- [PROBLEM REQUIREMENTS]
Gather up every line from the entries below that uses the word "brain".

··· DATA FOR PROCESSING

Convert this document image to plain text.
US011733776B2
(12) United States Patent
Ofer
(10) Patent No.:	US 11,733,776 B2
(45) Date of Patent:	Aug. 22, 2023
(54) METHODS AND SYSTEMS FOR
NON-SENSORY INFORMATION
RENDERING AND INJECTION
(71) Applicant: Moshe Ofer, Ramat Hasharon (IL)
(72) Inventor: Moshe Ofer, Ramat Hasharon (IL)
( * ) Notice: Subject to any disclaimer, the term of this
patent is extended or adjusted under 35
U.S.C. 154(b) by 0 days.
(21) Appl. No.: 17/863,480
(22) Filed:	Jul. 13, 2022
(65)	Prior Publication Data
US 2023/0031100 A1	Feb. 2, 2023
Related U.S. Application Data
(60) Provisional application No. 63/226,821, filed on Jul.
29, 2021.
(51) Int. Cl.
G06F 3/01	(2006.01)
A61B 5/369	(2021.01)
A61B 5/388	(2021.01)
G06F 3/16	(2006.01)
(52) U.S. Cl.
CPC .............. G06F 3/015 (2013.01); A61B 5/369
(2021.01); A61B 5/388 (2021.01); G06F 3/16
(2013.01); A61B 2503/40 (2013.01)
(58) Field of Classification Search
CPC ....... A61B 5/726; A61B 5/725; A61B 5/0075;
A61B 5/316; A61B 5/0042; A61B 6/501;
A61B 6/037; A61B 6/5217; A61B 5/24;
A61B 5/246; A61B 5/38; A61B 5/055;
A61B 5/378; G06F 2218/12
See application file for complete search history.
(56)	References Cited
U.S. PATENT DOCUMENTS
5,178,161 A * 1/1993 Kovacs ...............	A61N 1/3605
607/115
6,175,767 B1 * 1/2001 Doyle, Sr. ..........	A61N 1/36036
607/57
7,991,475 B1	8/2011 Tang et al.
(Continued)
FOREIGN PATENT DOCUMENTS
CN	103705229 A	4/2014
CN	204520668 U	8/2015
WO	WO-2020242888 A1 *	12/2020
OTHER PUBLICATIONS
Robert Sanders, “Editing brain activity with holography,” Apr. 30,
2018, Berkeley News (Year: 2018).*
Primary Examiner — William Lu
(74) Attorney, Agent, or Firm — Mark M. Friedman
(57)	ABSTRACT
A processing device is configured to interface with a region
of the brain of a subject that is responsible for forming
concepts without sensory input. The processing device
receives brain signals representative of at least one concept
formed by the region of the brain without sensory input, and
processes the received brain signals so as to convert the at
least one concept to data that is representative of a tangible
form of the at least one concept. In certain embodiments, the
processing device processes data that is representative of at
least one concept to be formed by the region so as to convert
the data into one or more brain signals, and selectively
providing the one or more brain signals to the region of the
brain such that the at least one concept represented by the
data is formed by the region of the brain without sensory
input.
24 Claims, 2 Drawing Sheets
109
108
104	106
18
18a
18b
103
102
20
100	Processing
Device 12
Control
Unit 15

······

- [EXERCISE RESPONSE]
Robert Sanders, “Editing brain activity with holography,” Apr. 30,
of the brain of a subject that is responsible for forming
receives brain signals representative of at least one concept
formed by the region of the brain without sensory input, and
processes the received brain signals so as to convert the at
the data into one or more brain signals, and selectively
providing the one or more brain signals to the region of the
brain such that the at least one concept represented by the
data is formed by the region of the brain without sensory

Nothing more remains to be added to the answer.